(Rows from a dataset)
+===+
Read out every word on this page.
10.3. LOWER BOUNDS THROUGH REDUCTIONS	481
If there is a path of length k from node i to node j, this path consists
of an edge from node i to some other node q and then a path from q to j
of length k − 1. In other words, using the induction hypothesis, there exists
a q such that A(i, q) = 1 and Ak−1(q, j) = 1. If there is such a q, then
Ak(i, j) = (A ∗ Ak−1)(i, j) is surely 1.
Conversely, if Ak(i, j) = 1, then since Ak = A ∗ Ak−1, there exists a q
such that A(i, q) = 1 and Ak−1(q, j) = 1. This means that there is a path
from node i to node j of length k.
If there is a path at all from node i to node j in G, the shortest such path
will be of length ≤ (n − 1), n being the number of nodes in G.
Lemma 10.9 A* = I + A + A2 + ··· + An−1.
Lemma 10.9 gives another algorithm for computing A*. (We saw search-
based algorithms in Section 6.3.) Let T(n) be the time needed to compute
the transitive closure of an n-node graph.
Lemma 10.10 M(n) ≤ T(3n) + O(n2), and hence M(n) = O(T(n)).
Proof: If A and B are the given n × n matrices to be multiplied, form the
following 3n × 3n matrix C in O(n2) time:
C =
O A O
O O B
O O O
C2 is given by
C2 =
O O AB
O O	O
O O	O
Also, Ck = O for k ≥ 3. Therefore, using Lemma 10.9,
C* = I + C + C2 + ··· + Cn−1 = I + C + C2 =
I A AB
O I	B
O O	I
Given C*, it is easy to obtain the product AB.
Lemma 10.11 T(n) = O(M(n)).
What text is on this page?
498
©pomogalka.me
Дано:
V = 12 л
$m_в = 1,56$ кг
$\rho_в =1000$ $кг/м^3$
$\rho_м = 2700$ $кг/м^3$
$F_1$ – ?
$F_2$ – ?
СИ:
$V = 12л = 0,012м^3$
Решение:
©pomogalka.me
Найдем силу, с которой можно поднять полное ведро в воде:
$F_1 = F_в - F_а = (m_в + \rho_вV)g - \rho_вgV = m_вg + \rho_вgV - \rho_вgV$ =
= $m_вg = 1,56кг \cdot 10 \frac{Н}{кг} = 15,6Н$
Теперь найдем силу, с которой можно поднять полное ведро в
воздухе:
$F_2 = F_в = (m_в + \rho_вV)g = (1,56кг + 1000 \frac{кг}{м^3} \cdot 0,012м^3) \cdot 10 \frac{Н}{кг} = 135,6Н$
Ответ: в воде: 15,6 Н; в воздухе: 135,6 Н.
+===+
[GIVEN INSTRUCTION] Retype every record above exactly as written.

[TASK ANSWER]
Read out every word on this page.
10.3. LOWER BOUNDS THROUGH REDUCTIONS	481
If there is a path of length k from node i to node j, this path consists
of an edge from node i to some other node q and then a path from q to j
of length k − 1. In other words, using the induction hypothesis, there exists
a q such that A(i, q) = 1 and Ak−1(q, j) = 1. If there is such a q, then
Ak(i, j) = (A ∗ Ak−1)(i, j) is surely 1.
Conversely, if Ak(i, j) = 1, then since Ak = A ∗ Ak−1, there exists a q
such that A(i, q) = 1 and Ak−1(q, j) = 1. This means that there is a path
from node i to node j of length k.
If there is a path at all from node i to node j in G, the shortest such path
will be of length ≤ (n − 1), n being the number of nodes in G.
Lemma 10.9 A* = I + A + A2 + ··· + An−1.
Lemma 10.9 gives another algorithm for computing A*. (We saw search-
based algorithms in Section 6.3.) Let T(n) be the time needed to compute
the transitive closure of an n-node graph.
Lemma 10.10 M(n) ≤ T(3n) + O(n2), and hence M(n) = O(T(n)).
Proof: If A and B are the given n × n matrices to be multiplied, form the
following 3n × 3n matrix C in O(n2) time:
C =
O A O
O O B
O O O
C2 is given by
C2 =
O O AB
O O	O
O O	O
Also, Ck = O for k ≥ 3. Therefore, using Lemma 10.9,
C* = I + C + C2 + ··· + Cn−1 = I + C + C2 =
I A AB
O I	B
O O	I
Given C*, it is easy to obtain the product AB.
Lemma 10.11 T(n) = O(M(n)).
What text is on this page?
498
©pomogalka.me
Дано:
V = 12 л
$m_в = 1,56$ кг
$\rho_в =1000$ $кг/м^3$
$\rho_м = 2700$ $кг/м^3$
$F_1$ – ?
$F_2$ – ?
СИ:
$V = 12л = 0,012м^3$
Решение:
©pomogalka.me
Найдем силу, с которой можно поднять полное ведро в воде:
$F_1 = F_в - F_а = (m_в + \rho_вV)g - \rho_вgV = m_вg + \rho_вgV - \rho_вgV$ =
= $m_вg = 1,56кг \cdot 10 \frac{Н}{кг} = 15,6Н$
Теперь найдем силу, с которой можно поднять полное ведро в
воздухе:
$F_2 = F_в = (m_в + \rho_вV)g = (1,56кг + 1000 \frac{кг}{м^3} \cdot 0,012м^3) \cdot 10 \frac{Н}{кг} = 135,6Н$
Ответ: в воде: 15,6 Н; в воздухе: 135,6 Н.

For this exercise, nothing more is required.